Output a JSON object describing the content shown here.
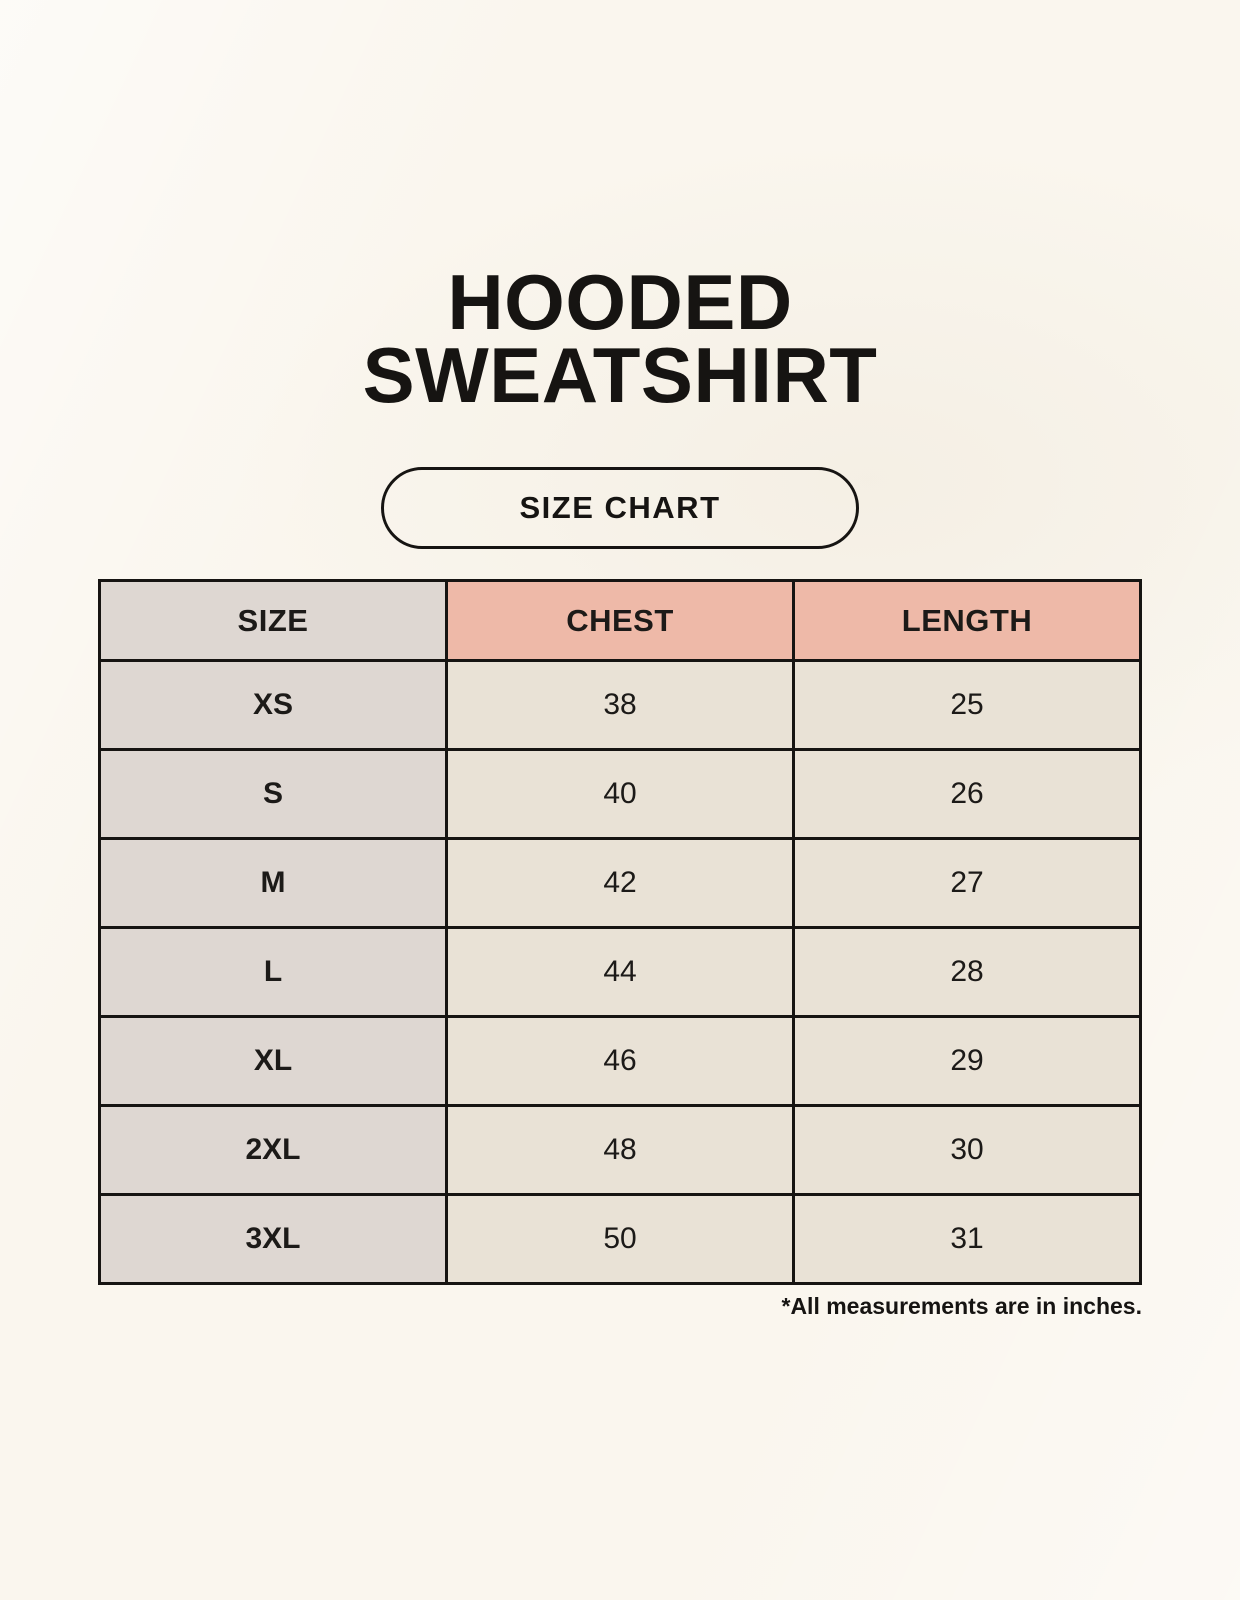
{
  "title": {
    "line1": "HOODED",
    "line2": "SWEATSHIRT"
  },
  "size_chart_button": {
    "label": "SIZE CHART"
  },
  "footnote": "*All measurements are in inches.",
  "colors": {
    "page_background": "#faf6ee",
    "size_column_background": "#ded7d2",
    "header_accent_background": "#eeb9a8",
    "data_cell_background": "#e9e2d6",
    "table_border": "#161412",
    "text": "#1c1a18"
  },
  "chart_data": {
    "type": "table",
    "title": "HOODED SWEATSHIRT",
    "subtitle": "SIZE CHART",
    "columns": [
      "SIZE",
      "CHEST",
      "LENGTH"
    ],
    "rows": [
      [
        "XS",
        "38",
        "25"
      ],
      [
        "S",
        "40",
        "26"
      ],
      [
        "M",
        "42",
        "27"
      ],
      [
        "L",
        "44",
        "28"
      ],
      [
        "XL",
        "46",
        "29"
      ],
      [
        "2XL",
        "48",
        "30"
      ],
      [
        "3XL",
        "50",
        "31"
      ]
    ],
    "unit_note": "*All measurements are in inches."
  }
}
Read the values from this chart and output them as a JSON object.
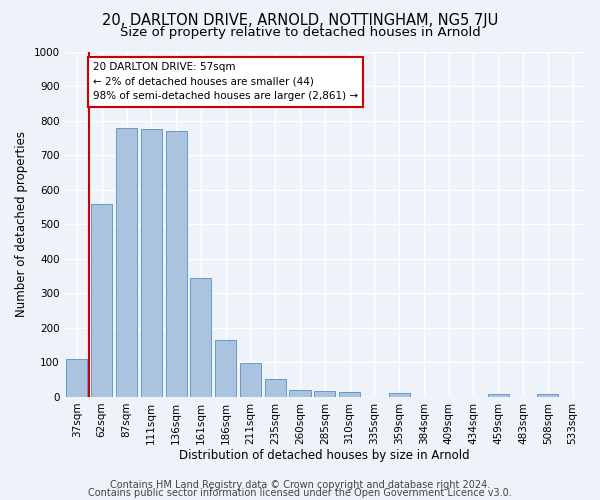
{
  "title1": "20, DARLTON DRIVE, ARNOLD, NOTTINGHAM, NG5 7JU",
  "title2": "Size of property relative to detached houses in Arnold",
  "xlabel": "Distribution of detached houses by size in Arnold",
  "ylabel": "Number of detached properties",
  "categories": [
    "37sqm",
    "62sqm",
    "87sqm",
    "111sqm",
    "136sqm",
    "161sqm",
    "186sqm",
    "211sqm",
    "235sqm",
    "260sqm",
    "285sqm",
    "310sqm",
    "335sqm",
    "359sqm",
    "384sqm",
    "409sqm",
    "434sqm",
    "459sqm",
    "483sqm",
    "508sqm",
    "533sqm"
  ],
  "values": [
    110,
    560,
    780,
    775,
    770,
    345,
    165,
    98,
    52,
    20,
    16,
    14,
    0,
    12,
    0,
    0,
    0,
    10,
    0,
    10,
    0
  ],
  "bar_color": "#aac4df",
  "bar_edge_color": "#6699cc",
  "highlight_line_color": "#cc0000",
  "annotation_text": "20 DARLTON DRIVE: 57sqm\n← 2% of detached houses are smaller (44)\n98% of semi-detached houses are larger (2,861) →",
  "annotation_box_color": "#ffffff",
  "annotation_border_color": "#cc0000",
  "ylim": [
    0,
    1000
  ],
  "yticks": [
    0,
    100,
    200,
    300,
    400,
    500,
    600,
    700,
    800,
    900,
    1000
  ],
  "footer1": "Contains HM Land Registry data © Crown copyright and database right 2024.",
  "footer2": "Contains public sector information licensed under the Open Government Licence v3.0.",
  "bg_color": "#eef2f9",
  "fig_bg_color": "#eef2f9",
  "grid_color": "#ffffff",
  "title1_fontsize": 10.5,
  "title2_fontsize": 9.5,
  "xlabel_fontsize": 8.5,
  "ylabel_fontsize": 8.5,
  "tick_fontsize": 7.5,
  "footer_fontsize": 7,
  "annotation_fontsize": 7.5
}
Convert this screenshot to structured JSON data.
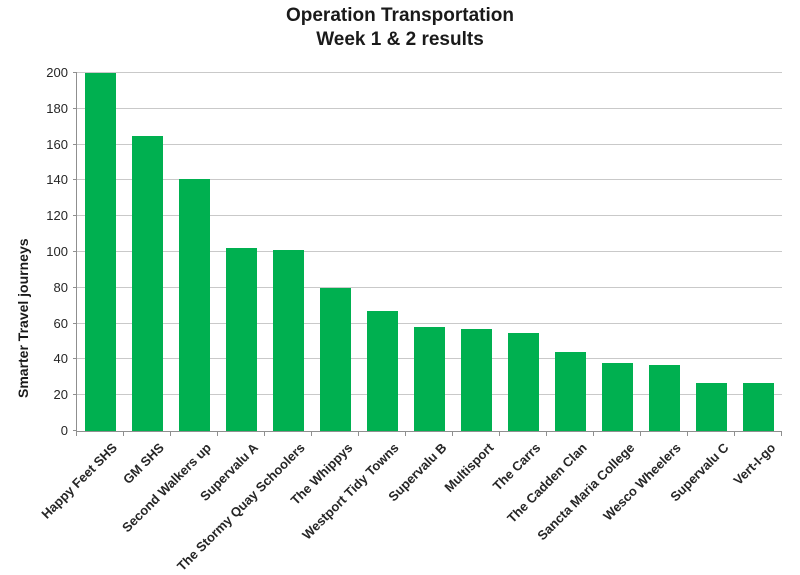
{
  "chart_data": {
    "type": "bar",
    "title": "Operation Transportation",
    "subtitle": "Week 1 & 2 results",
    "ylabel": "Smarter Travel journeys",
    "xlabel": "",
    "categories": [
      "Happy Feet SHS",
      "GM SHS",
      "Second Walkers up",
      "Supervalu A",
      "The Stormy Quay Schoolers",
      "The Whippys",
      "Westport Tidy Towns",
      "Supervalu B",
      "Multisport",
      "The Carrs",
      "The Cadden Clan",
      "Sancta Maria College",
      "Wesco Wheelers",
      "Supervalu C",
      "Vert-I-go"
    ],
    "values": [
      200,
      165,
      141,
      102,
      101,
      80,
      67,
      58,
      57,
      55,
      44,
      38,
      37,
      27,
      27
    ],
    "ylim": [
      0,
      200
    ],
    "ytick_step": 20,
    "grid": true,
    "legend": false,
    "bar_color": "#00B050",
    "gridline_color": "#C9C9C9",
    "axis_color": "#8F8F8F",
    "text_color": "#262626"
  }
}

++++

- _Task details_:
Your copy should hold every record word for word and none of the pictures.

- _Solution_:
Output a JSON object describing the content shown here.
{
  "title": {
    "line1": "HOODED",
    "line2": "SWEATSHIRT"
  },
  "size_chart_button": {
    "label": "SIZE CHART"
  },
  "footnote": "*All measurements are in inches.",
  "colors": {
    "page_background": "#faf6ee",
    "size_column_background": "#ded7d2",
    "header_accent_background": "#eeb9a8",
    "data_cell_background": "#e9e2d6",
    "table_border": "#161412",
    "text": "#1c1a18"
  },
  "chart_data": {
    "type": "table",
    "title": "HOODED SWEATSHIRT",
    "subtitle": "SIZE CHART",
    "columns": [
      "SIZE",
      "CHEST",
      "LENGTH"
    ],
    "rows": [
      [
        "XS",
        "38",
        "25"
      ],
      [
        "S",
        "40",
        "26"
      ],
      [
        "M",
        "42",
        "27"
      ],
      [
        "L",
        "44",
        "28"
      ],
      [
        "XL",
        "46",
        "29"
      ],
      [
        "2XL",
        "48",
        "30"
      ],
      [
        "3XL",
        "50",
        "31"
      ]
    ],
    "unit_note": "*All measurements are in inches."
  }
}
Read the values from this chart and output them as a JSON object.
{
  "title1": "20, DARLTON DRIVE, ARNOLD, NOTTINGHAM, NG5 7JU",
  "title2": "Size of property relative to detached houses in Arnold",
  "xlabel": "Distribution of detached houses by size in Arnold",
  "ylabel": "Number of detached properties",
  "categories": [
    "37sqm",
    "62sqm",
    "87sqm",
    "111sqm",
    "136sqm",
    "161sqm",
    "186sqm",
    "211sqm",
    "235sqm",
    "260sqm",
    "285sqm",
    "310sqm",
    "335sqm",
    "359sqm",
    "384sqm",
    "409sqm",
    "434sqm",
    "459sqm",
    "483sqm",
    "508sqm",
    "533sqm"
  ],
  "values": [
    110,
    560,
    780,
    775,
    770,
    345,
    165,
    98,
    52,
    20,
    16,
    14,
    0,
    12,
    0,
    0,
    0,
    10,
    0,
    10,
    0
  ],
  "bar_color": "#aac4df",
  "bar_edge_color": "#6699cc",
  "highlight_line_color": "#cc0000",
  "annotation_text": "20 DARLTON DRIVE: 57sqm\n← 2% of detached houses are smaller (44)\n98% of semi-detached houses are larger (2,861) →",
  "annotation_box_color": "#ffffff",
  "annotation_border_color": "#cc0000",
  "ylim": [
    0,
    1000
  ],
  "yticks": [
    0,
    100,
    200,
    300,
    400,
    500,
    600,
    700,
    800,
    900,
    1000
  ],
  "footer1": "Contains HM Land Registry data © Crown copyright and database right 2024.",
  "footer2": "Contains public sector information licensed under the Open Government Licence v3.0.",
  "bg_color": "#eef2f9",
  "fig_bg_color": "#eef2f9",
  "grid_color": "#ffffff",
  "title1_fontsize": 10.5,
  "title2_fontsize": 9.5,
  "xlabel_fontsize": 8.5,
  "ylabel_fontsize": 8.5,
  "tick_fontsize": 7.5,
  "footer_fontsize": 7,
  "annotation_fontsize": 7.5
}
Convert this screenshot to structured JSON data.
{
  "chart_data": {
    "type": "bar",
    "title": "Operation Transportation",
    "subtitle": "Week 1 & 2 results",
    "ylabel": "Smarter Travel journeys",
    "xlabel": "",
    "categories": [
      "Happy Feet SHS",
      "GM SHS",
      "Second Walkers up",
      "Supervalu A",
      "The Stormy Quay Schoolers",
      "The Whippys",
      "Westport Tidy Towns",
      "Supervalu B",
      "Multisport",
      "The Carrs",
      "The Cadden Clan",
      "Sancta Maria College",
      "Wesco Wheelers",
      "Supervalu C",
      "Vert-I-go"
    ],
    "values": [
      200,
      165,
      141,
      102,
      101,
      80,
      67,
      58,
      57,
      55,
      44,
      38,
      37,
      27,
      27
    ],
    "ylim": [
      0,
      200
    ],
    "ytick_step": 20,
    "grid": true,
    "legend": false,
    "bar_color": "#00B050",
    "gridline_color": "#C9C9C9",
    "axis_color": "#8F8F8F",
    "text_color": "#262626"
  }
}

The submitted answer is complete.